= Written instruction =
Using the data beneath, show every line that includes the word "image".

[Records from a data collection]
• • •

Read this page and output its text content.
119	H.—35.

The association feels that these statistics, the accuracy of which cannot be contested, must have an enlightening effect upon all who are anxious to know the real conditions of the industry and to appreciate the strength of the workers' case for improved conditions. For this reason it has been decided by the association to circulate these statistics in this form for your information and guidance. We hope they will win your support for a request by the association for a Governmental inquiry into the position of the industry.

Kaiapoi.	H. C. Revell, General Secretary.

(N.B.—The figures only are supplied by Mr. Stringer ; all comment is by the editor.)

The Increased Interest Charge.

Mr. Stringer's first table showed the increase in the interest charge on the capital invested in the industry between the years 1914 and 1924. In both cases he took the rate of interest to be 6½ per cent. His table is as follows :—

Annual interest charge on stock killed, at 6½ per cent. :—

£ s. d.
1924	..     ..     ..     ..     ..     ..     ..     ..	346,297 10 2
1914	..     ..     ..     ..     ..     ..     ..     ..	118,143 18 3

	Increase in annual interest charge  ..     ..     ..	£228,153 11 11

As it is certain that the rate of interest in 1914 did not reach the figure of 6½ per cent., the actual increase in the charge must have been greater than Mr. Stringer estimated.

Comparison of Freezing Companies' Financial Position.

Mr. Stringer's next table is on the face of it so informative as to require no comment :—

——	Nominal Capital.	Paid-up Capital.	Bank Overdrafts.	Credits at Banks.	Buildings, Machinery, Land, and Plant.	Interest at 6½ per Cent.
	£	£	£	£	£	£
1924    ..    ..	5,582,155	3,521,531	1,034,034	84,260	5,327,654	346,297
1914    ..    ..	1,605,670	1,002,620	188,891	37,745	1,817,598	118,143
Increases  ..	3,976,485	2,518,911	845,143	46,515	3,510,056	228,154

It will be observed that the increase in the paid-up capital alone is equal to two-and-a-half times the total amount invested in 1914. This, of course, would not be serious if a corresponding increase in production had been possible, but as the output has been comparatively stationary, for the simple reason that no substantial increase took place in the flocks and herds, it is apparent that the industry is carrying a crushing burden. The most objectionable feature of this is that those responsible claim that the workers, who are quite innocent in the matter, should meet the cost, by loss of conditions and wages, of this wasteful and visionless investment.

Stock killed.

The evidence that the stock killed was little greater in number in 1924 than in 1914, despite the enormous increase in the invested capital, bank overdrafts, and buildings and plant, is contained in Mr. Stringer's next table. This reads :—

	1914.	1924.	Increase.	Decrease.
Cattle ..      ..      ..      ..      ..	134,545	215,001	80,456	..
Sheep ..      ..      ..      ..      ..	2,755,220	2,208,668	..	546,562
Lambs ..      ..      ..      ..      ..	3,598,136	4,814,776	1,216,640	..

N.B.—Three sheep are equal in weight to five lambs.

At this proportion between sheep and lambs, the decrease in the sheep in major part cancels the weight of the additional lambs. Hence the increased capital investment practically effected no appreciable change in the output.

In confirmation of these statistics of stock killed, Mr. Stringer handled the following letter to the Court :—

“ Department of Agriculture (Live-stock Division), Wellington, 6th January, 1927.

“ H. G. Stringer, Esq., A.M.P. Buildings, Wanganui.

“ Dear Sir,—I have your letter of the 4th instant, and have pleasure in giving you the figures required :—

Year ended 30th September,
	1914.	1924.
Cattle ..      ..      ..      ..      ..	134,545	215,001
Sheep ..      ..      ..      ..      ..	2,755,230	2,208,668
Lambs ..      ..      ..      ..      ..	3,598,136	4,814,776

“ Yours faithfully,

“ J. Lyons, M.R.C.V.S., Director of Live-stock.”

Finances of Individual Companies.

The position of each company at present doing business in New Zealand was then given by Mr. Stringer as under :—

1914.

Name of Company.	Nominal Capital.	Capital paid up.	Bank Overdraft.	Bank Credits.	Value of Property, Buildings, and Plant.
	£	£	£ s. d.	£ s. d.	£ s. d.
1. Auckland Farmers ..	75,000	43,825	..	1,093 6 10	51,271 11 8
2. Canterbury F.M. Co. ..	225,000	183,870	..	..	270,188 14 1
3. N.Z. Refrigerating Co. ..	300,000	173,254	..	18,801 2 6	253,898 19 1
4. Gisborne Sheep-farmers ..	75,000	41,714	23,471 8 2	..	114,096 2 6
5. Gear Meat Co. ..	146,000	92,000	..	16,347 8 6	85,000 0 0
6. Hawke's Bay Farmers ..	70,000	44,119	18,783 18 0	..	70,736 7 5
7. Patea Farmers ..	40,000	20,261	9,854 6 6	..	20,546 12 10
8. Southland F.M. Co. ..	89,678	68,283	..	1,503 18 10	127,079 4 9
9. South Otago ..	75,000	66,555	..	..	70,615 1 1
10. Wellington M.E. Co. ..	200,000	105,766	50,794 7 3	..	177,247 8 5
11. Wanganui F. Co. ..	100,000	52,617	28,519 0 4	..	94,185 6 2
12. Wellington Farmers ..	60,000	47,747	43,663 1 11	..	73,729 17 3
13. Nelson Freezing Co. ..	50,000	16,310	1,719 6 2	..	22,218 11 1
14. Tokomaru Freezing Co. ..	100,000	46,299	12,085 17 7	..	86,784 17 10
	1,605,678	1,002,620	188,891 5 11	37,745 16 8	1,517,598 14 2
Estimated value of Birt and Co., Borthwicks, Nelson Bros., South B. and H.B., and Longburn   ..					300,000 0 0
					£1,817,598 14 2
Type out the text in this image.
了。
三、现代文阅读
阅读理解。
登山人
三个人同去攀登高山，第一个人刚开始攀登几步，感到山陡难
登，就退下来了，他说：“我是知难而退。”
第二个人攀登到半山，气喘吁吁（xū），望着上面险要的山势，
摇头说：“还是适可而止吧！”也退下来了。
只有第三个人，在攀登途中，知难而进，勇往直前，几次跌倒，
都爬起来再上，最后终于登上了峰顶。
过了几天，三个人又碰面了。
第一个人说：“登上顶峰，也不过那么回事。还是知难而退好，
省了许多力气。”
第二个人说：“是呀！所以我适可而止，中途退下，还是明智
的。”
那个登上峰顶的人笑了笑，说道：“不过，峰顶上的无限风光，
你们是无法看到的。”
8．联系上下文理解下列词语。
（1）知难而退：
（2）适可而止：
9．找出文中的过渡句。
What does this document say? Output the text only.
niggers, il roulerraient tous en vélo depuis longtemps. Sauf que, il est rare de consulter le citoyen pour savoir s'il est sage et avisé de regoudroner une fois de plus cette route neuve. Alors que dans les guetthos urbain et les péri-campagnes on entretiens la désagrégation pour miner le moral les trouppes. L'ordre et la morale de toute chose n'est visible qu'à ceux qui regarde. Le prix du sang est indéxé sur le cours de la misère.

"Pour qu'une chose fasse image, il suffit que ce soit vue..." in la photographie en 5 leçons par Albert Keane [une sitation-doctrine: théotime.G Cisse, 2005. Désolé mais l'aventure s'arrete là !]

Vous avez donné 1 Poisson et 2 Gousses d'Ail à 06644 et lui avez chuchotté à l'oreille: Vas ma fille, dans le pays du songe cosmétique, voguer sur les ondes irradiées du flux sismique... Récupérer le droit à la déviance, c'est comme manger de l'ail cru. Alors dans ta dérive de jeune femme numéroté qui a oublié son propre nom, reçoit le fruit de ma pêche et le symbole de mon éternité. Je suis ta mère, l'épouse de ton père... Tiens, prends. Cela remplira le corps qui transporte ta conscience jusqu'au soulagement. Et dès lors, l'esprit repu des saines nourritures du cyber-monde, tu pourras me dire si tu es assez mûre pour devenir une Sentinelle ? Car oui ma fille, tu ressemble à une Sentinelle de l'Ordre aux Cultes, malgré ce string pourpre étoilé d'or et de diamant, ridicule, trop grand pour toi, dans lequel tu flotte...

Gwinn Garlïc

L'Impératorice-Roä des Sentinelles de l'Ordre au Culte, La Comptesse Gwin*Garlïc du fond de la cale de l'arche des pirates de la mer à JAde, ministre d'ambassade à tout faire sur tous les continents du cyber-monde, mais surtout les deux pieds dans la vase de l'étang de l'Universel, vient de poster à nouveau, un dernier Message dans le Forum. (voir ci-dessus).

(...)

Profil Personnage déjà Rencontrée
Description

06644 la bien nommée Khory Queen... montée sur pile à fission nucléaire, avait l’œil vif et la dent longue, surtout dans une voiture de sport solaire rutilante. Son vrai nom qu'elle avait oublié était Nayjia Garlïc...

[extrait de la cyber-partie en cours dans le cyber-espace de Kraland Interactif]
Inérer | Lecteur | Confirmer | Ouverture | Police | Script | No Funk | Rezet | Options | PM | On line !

• • •

= Complete output =
Type out the text in this image.
"Pour qu'une chose fasse image, il suffit que ce soit vue..." in la photographie en 5 leçons par Albert Keane [une sitation-doctrine: théotime.G Cisse, 2005. Désolé mais l'aventure s'arrete là !]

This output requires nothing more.